Locate the word "structure" in the entries below, then gather every line that holds it.

(Part of a data file)
════════════════
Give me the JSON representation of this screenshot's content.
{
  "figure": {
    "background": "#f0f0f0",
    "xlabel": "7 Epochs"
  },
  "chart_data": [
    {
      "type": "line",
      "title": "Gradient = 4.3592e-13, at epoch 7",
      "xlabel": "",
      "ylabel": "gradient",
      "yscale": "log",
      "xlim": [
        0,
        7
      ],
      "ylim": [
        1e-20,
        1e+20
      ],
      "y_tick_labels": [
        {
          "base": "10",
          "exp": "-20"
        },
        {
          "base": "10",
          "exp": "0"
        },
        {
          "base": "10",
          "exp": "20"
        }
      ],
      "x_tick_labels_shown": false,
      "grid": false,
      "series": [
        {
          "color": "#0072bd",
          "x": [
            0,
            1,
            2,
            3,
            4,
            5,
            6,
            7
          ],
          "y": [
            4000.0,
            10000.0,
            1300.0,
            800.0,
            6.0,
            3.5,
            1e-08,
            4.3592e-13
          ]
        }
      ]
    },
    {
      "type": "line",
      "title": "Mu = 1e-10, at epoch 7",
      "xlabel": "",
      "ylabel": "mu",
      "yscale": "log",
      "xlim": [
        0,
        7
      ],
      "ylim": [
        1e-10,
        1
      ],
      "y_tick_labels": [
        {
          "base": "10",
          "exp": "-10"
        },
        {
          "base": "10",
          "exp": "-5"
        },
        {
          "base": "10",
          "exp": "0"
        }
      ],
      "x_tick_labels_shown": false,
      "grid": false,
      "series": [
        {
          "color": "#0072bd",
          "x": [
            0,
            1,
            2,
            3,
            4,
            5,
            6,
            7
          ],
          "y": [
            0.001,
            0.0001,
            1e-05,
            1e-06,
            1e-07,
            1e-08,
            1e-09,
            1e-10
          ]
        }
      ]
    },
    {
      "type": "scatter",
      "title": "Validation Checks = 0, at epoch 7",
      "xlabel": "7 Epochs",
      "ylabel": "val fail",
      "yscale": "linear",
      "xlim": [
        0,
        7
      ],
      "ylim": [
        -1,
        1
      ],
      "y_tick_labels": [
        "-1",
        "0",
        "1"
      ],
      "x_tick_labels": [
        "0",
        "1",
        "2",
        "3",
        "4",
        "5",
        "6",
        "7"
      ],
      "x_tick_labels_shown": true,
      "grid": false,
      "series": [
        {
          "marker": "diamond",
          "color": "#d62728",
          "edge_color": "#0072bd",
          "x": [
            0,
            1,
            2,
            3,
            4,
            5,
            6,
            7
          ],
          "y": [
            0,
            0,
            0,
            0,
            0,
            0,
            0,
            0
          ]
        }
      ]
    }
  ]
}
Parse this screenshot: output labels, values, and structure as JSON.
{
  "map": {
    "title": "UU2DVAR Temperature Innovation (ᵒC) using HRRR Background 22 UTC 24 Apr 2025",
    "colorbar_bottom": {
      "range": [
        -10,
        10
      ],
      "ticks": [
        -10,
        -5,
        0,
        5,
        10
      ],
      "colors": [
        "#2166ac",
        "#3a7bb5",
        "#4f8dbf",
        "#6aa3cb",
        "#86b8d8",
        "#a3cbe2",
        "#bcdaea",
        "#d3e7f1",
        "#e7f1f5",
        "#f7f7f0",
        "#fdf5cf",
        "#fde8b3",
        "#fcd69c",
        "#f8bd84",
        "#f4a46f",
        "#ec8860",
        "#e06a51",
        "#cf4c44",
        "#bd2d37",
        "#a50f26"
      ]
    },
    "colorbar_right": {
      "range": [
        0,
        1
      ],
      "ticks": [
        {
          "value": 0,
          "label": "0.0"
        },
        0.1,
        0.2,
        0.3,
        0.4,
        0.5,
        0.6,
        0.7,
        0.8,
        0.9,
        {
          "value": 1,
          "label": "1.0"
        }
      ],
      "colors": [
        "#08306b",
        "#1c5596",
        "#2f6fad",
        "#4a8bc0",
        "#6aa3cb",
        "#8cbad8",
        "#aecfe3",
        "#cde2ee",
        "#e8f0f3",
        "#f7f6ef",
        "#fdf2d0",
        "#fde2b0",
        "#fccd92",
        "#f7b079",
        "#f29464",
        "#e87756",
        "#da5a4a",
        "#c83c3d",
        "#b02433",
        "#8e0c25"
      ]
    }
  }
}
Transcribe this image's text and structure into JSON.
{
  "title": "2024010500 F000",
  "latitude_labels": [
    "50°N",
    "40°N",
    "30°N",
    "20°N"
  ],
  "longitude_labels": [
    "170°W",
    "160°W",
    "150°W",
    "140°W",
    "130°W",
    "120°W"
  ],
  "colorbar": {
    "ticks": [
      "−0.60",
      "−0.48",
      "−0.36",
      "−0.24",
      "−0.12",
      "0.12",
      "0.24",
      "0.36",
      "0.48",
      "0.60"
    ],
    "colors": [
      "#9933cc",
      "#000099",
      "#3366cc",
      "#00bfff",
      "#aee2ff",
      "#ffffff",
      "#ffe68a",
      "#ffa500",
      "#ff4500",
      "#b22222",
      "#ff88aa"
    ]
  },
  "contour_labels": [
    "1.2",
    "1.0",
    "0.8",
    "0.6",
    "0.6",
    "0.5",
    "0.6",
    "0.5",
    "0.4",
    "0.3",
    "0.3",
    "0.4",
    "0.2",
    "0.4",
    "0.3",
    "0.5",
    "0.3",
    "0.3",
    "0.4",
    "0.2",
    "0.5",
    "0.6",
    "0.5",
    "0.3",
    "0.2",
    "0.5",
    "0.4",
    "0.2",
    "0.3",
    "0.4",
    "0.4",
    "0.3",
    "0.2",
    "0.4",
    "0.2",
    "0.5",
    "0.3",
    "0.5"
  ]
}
════════════════
= Solution to this problem =
Parse this screenshot: output labels, values, and structure as JSON.
Transcribe this image's text and structure into JSON.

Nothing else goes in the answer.